[WRITTEN TASK A]
Answer these from the heat capacity thread:
(i) In which book is the exercise found?
(ii) What does the lower case v stand for?
(iii) As functions of which two variables does the poster treat v and c_P?
[WRITTEN TASK B] Carry on the forum thread about whether c_P is pressure independent, starting after its last sentence.

Is \( c_P \) Pressure Independent if \( \alpha = \frac{1}{T} \)?

[fluidistic]

Homework Statement

I'm stuck on a relatively simple exercise which can be found in Callen's book: Show that if $\alpha = \frac{1}{T}$ then $c_P$ is pressure independent.

Homework Equations

What they ask me to show is: If $\frac{1}{v} \left ( \frac{\partial v }{\partial T} \right ) _P=\frac{1}{T} \Rightarrow \left ( \frac{\partial c_P }{\partial P} \right ) _T=0$.
Where the lower case v is the molar volume and for what will follow the lower case letters are molar quantities.

The Attempt at a Solution

$c_P=T \left ( \frac{\partial s }{\partial T} \right ) _P$. Since both alpha and the specific heat at constant pressure are given in terms of T and P, I will think about v and $c_p$ as functions of T and P.

[MATERIAL SUPPLIED]
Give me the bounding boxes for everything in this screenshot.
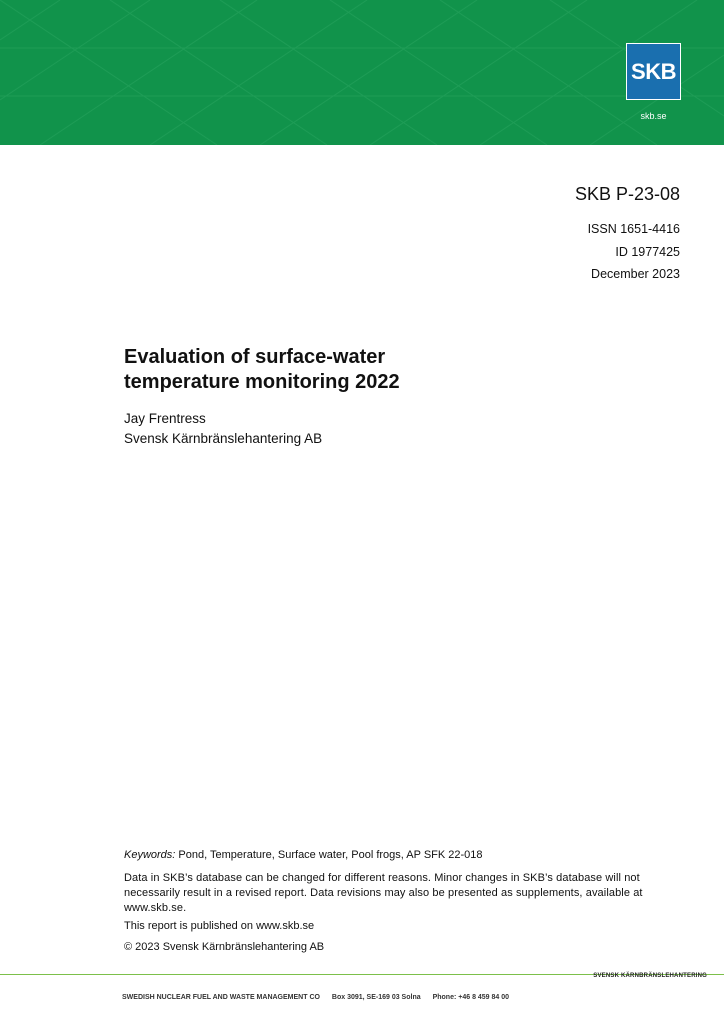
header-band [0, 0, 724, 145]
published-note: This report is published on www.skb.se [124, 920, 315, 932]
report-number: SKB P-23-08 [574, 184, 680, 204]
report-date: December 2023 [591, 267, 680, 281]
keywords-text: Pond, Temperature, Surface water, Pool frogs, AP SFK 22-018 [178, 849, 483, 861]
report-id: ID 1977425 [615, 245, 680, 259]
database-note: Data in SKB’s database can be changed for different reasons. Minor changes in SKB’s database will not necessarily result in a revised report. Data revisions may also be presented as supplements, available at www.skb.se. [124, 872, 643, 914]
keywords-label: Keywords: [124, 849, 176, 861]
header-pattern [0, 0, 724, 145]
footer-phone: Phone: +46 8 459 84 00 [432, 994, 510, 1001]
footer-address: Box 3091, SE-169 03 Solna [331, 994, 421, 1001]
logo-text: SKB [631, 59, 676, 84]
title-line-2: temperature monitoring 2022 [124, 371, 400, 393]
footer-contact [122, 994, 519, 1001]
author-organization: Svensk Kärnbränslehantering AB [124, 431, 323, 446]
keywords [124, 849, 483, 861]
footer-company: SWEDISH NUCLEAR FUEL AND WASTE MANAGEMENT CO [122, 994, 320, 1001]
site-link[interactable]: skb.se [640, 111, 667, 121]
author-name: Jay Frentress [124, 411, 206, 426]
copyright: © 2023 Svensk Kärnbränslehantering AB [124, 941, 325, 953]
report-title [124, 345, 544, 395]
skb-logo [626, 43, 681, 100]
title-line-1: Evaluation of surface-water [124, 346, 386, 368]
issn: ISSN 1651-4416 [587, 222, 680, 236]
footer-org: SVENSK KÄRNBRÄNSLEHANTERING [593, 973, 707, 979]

[RIGHT ANSWER A]
(i) Callen's book
(ii) The molar volume
(iii) T and P

[RIGHT ANSWER B]
So $\left ( \frac{\partial c_P }{\partial P} \right ) _T=T \frac{\partial }{\partial P} \left [\left ( \frac{\partial s }{\partial T} \right ) _P \right ] _T=T \frac{\partial }{\partial T} \left [ \left ( \frac{\partial s }{\partial P} \right ) _T \right ] _P$. Now I use a Maxwell relation, namely that $\left ( \frac{\partial s }{\partial P} \right ) _T=- \left ( \frac{\partial v }{\partial T} \right ) _P$.
So I get that $\left ( \frac{\partial c_P }{\partial P} \right ) _T=-T\frac{\partial }{\partial T} \left [ \left ( \frac{\partial v }{\partial T} \right ) _P \right ] _P=-T \frac{\partial }{\partial T} \left [ \left ( \frac{v(T,P)}{T} \right ) \right ] _P$.
So if I can show that $\frac{\partial }{\partial T} \left [ \left ( \frac{v(T,P)}{T} \right ) \right ] _P=0$ then the job would be done. However I'm stuck here, I haven't been able to find a way to show that... Am I going the wrong way? Or simply missing a simple thing?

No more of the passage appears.